- _REQUIREMENTS_
Pull out each line of the records holding the string "CTRL".

╭─ ENTRIES PROVIDED

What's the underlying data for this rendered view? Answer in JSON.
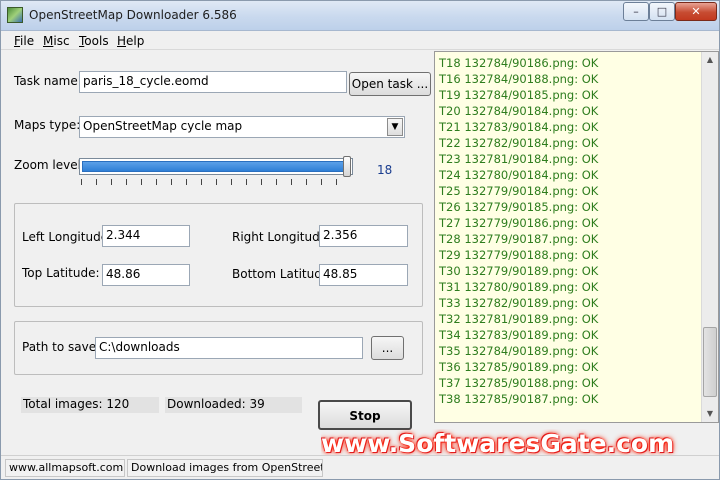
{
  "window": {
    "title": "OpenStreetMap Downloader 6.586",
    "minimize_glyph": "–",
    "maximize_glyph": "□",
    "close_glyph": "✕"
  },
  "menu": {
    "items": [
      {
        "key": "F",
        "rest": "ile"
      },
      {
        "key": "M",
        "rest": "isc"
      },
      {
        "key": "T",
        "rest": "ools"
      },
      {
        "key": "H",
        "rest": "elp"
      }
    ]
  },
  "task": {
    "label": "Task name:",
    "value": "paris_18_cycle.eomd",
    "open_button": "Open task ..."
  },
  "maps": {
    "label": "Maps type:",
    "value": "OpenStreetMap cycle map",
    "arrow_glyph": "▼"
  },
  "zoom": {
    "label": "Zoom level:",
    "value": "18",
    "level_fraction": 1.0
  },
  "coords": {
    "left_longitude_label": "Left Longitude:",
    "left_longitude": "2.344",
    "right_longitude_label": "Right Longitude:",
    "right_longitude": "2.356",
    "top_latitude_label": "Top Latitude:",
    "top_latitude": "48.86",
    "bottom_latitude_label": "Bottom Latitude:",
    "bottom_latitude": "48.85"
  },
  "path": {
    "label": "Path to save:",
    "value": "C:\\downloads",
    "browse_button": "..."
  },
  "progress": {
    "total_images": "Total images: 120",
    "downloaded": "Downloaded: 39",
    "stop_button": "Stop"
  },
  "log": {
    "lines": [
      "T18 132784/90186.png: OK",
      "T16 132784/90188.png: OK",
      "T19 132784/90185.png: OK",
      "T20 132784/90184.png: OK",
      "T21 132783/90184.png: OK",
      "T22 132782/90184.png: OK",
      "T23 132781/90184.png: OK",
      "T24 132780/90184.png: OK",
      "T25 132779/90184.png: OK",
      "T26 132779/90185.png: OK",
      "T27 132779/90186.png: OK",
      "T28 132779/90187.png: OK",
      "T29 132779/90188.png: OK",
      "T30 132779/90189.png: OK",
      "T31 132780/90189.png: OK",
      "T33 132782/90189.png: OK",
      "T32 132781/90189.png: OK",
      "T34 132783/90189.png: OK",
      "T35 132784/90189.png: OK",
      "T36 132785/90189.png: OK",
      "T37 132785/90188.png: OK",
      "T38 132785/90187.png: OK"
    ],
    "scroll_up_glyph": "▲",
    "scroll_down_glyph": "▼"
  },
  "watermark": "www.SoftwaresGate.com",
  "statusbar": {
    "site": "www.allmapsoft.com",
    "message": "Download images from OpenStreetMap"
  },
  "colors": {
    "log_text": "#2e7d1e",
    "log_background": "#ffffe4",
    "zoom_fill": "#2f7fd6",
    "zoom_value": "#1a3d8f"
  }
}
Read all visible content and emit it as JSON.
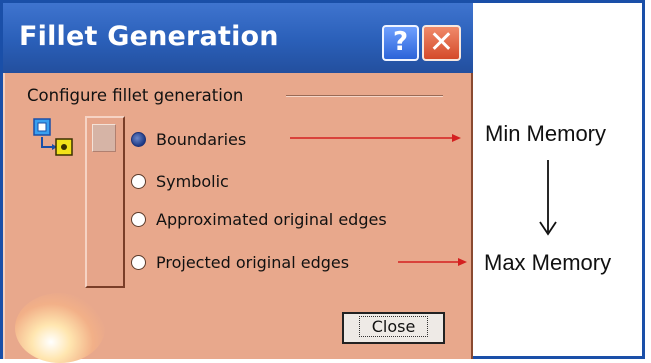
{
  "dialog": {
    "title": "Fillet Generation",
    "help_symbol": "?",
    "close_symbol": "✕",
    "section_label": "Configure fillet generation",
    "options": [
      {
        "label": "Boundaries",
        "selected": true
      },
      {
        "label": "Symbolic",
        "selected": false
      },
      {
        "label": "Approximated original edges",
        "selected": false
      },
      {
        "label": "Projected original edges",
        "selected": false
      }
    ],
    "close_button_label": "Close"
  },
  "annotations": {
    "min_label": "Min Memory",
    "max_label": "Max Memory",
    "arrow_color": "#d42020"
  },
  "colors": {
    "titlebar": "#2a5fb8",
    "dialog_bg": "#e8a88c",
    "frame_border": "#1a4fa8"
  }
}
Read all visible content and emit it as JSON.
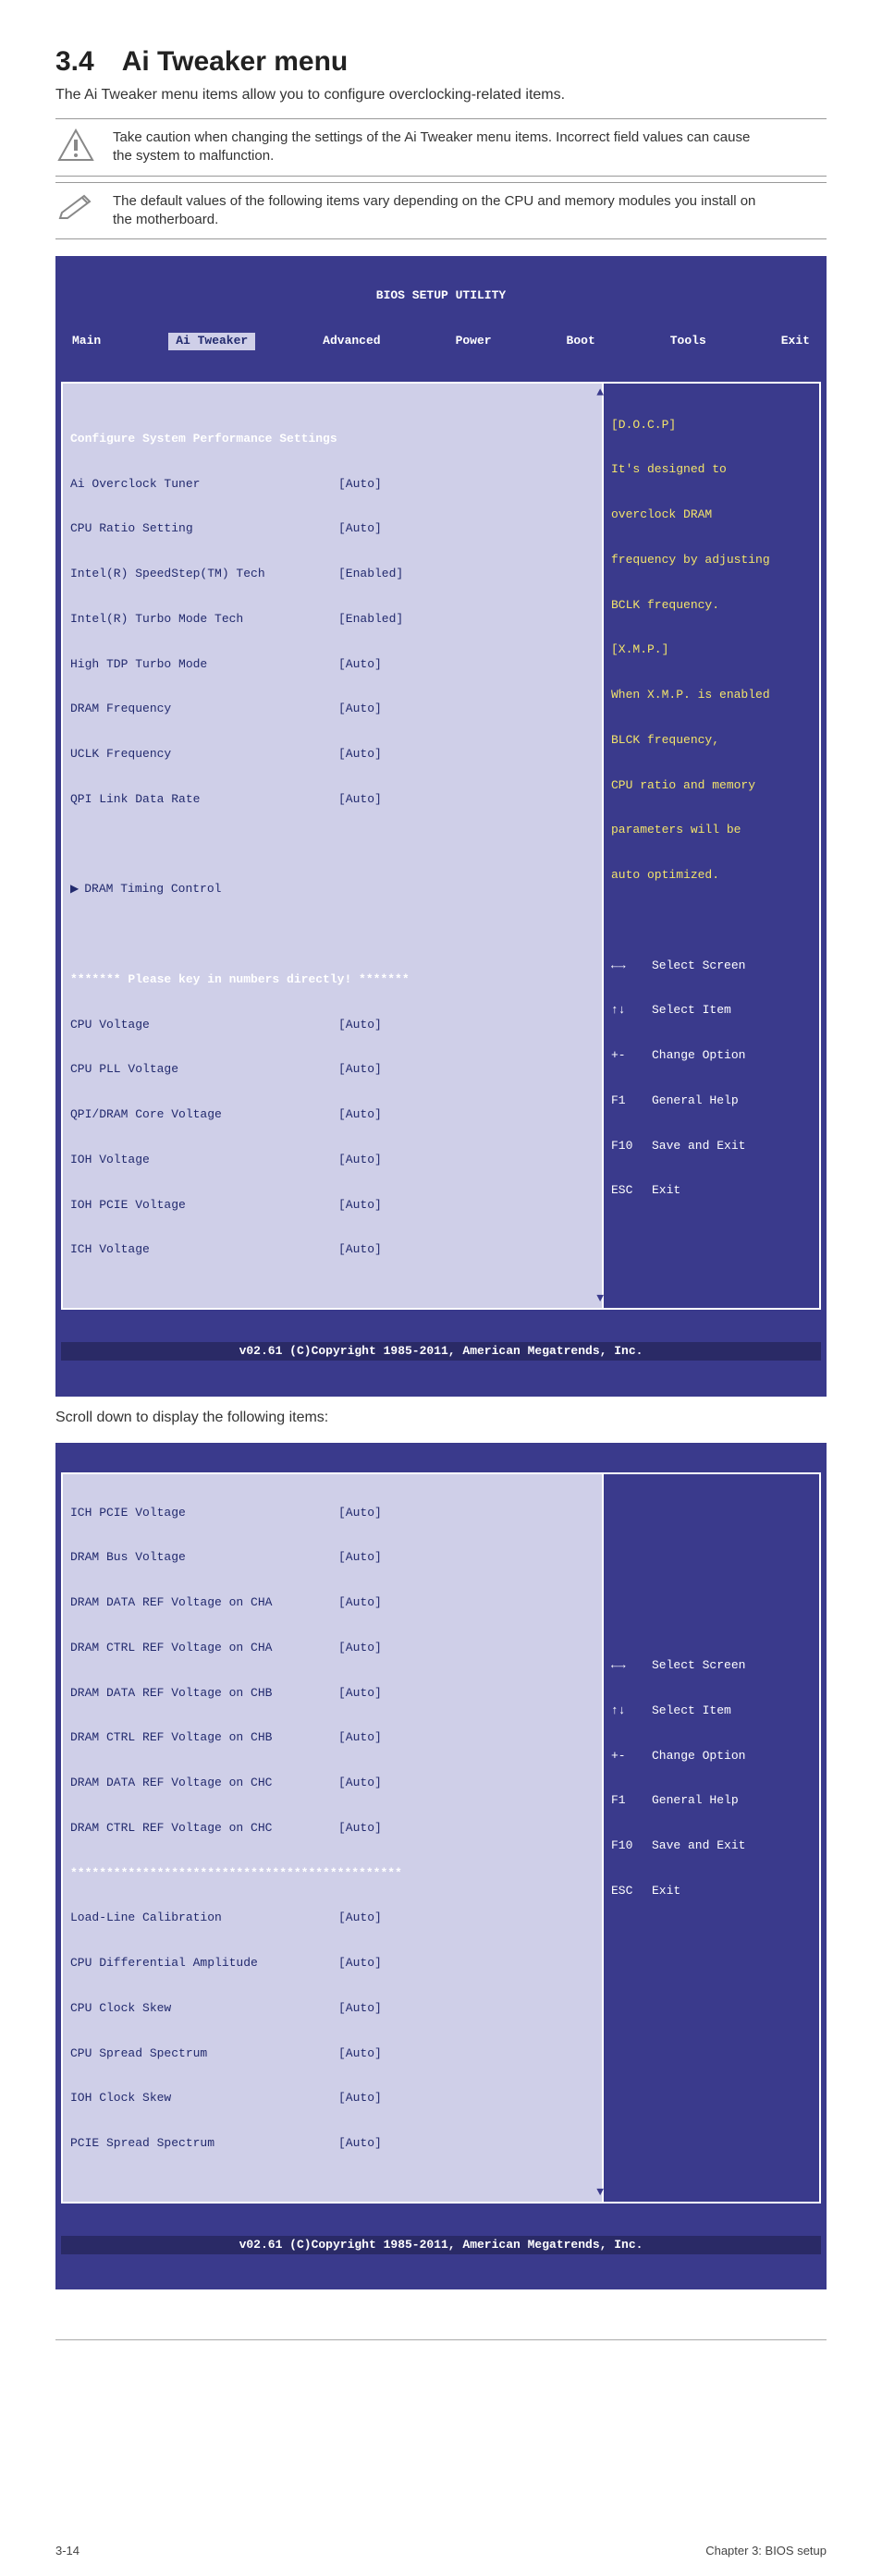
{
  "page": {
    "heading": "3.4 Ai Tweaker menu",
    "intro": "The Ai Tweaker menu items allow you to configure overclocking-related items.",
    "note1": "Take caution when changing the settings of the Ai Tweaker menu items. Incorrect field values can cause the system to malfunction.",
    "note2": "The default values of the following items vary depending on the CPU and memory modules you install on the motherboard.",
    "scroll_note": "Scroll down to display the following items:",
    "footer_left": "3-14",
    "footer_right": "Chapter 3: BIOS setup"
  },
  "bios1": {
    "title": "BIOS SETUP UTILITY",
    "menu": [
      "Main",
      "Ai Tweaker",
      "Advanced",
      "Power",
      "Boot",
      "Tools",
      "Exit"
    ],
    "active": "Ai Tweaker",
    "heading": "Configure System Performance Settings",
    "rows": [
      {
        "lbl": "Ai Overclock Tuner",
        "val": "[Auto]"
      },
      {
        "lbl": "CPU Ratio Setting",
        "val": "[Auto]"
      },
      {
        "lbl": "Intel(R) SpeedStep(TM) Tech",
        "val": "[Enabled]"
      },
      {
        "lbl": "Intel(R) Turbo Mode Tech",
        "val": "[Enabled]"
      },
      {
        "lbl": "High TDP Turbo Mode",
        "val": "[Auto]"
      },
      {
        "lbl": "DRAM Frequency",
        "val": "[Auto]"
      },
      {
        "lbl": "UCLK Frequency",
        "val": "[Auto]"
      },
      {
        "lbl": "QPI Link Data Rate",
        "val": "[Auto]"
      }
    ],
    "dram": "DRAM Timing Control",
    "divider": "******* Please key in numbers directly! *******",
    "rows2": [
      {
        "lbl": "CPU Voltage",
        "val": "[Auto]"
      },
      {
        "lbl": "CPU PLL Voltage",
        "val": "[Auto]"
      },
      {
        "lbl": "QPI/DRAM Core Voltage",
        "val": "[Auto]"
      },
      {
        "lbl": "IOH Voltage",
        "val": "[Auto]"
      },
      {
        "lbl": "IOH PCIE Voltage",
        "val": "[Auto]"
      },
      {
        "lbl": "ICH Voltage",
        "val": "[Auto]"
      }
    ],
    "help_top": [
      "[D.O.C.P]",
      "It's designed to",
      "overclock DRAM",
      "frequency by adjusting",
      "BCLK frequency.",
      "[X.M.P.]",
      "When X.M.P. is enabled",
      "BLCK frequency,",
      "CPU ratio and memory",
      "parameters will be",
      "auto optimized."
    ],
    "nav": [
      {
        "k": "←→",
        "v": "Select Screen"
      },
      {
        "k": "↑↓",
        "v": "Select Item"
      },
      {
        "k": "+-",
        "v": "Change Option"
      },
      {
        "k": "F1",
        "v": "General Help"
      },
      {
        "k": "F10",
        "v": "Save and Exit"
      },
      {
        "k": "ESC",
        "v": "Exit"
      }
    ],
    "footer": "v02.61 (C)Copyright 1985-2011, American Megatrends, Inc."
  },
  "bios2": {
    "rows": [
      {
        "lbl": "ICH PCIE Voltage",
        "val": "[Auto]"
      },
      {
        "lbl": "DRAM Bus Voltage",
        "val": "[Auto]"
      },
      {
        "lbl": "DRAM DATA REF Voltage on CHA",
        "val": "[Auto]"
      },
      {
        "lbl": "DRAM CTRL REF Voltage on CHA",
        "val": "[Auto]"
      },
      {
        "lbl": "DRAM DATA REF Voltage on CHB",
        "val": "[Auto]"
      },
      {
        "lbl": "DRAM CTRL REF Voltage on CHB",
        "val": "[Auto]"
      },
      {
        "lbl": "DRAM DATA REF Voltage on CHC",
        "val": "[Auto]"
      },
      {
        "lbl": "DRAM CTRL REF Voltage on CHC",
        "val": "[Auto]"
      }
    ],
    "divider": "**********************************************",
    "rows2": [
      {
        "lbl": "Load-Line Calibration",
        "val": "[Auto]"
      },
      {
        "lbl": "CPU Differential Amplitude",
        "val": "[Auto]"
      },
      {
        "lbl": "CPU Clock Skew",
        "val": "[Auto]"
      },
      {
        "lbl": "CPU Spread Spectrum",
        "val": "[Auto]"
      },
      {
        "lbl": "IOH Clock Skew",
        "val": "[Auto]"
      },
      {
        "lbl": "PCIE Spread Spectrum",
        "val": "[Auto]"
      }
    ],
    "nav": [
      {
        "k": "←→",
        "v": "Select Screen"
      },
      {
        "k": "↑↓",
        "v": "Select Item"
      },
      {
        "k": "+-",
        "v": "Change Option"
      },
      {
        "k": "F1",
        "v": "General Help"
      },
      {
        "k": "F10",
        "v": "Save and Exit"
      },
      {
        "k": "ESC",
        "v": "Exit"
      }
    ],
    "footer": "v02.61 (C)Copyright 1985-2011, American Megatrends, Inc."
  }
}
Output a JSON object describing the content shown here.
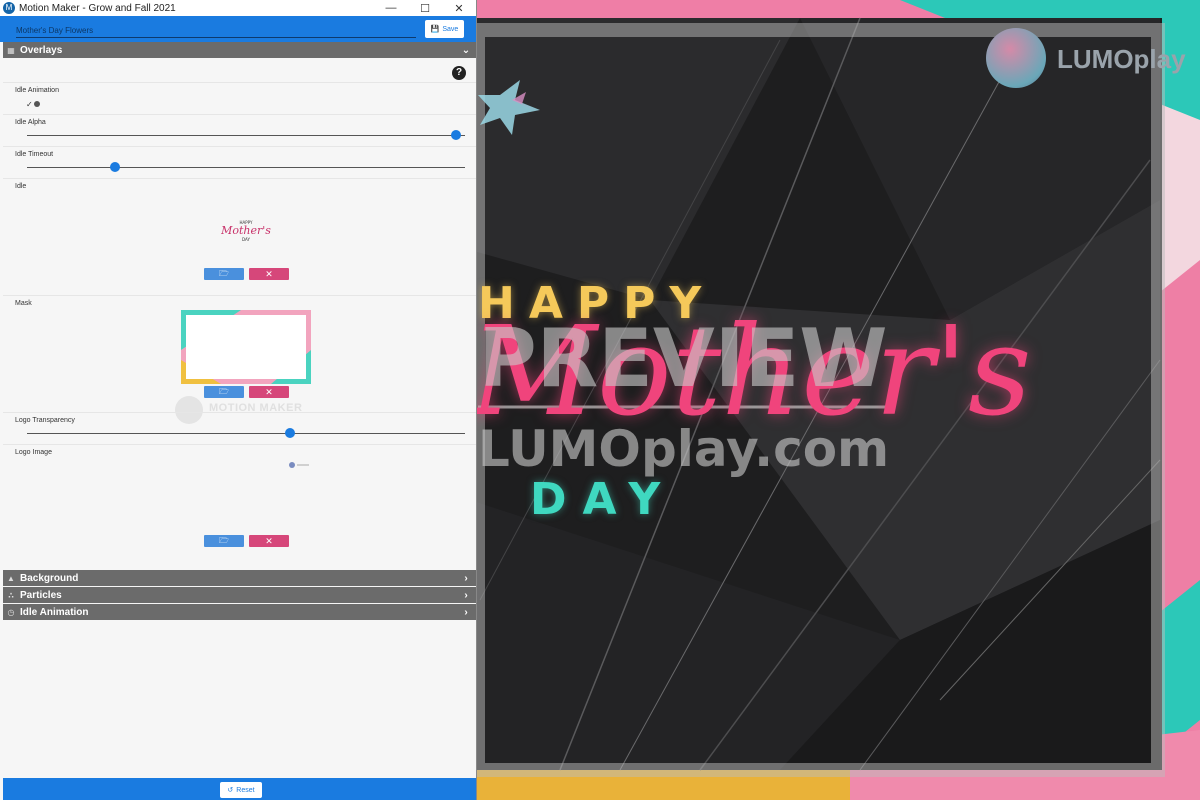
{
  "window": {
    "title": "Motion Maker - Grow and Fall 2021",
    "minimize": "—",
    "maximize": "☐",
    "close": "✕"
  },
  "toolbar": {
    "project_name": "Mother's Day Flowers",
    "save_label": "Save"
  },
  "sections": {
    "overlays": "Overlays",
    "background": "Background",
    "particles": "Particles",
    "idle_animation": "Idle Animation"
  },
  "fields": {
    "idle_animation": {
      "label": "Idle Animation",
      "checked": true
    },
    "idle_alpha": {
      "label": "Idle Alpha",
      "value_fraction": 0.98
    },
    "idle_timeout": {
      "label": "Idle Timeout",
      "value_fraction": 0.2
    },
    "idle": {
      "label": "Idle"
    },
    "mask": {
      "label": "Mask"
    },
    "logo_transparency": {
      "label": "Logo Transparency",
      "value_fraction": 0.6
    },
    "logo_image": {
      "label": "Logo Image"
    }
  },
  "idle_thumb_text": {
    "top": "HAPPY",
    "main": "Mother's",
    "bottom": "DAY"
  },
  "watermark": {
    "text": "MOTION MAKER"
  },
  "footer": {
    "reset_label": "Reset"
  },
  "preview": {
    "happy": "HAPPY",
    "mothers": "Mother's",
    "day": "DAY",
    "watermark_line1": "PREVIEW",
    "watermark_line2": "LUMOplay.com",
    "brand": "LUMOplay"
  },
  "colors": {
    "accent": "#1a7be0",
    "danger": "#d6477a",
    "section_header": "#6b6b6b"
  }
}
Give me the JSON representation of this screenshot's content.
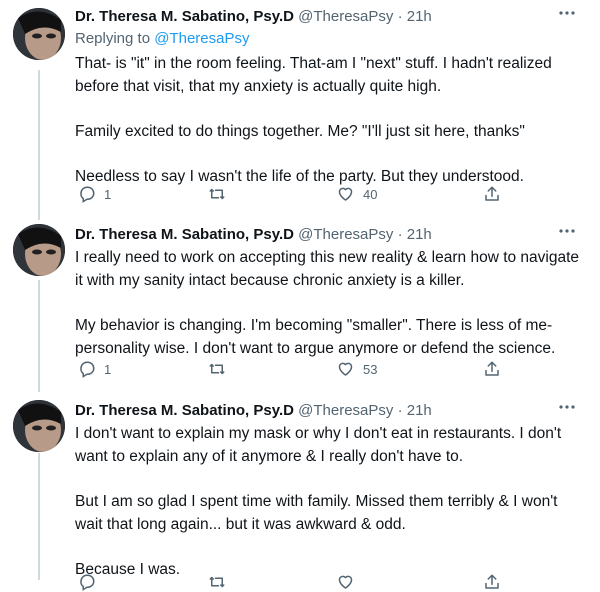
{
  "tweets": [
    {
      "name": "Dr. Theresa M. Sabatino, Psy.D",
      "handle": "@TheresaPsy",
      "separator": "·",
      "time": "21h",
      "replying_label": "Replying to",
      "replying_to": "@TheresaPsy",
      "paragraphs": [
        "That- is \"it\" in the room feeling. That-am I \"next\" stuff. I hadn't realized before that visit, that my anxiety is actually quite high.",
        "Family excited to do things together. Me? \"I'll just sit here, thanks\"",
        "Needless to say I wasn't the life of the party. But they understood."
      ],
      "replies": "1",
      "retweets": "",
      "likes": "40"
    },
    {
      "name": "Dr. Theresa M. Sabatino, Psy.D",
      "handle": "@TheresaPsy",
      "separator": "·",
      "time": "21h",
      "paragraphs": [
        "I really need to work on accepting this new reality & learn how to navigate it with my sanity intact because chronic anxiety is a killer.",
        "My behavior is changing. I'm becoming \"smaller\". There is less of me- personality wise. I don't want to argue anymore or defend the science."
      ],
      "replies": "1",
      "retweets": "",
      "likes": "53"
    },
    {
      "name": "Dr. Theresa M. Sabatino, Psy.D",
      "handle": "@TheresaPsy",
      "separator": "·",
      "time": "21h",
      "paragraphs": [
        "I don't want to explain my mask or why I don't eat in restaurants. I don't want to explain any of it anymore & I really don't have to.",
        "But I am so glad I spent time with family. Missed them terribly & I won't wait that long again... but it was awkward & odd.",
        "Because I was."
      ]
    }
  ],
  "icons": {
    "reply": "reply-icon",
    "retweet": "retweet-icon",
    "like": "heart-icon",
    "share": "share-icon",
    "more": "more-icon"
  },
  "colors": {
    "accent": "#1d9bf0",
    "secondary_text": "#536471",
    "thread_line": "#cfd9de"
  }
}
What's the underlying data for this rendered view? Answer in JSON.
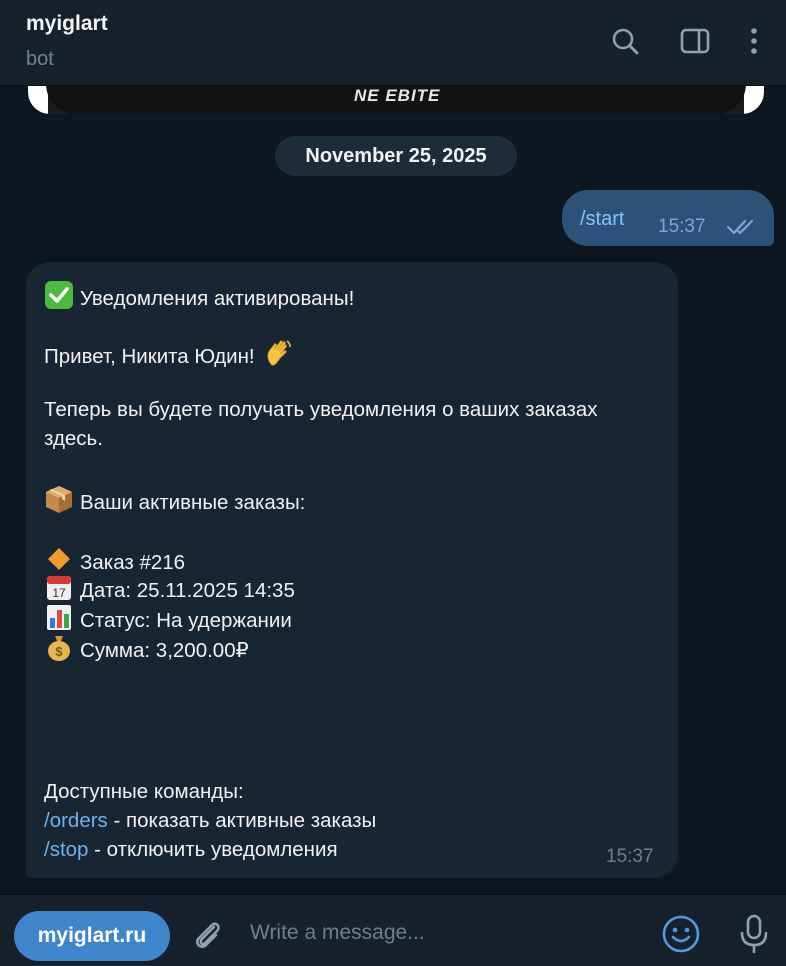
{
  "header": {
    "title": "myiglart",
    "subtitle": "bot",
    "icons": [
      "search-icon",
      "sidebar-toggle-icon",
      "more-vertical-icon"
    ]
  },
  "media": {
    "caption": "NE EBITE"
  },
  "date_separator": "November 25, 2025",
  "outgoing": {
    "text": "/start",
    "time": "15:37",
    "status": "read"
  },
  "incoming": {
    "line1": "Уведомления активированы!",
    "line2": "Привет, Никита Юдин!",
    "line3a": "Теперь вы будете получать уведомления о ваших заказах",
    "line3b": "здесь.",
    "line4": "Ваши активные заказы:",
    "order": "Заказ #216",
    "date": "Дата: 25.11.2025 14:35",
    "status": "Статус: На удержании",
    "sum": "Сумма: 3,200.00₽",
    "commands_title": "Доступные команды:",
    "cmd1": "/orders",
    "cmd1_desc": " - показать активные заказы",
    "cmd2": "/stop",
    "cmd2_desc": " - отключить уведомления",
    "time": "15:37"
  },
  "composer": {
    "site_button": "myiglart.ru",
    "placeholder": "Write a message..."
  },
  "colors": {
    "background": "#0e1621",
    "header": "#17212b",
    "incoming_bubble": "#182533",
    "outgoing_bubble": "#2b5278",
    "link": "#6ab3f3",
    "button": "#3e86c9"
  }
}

╰─

- _TASK RESPONSE_
        "lbl": "DRAM CTRL REF Voltage on CHA",
        "lbl": "DRAM CTRL REF Voltage on CHB",
        "lbl": "DRAM CTRL REF Voltage on CHC",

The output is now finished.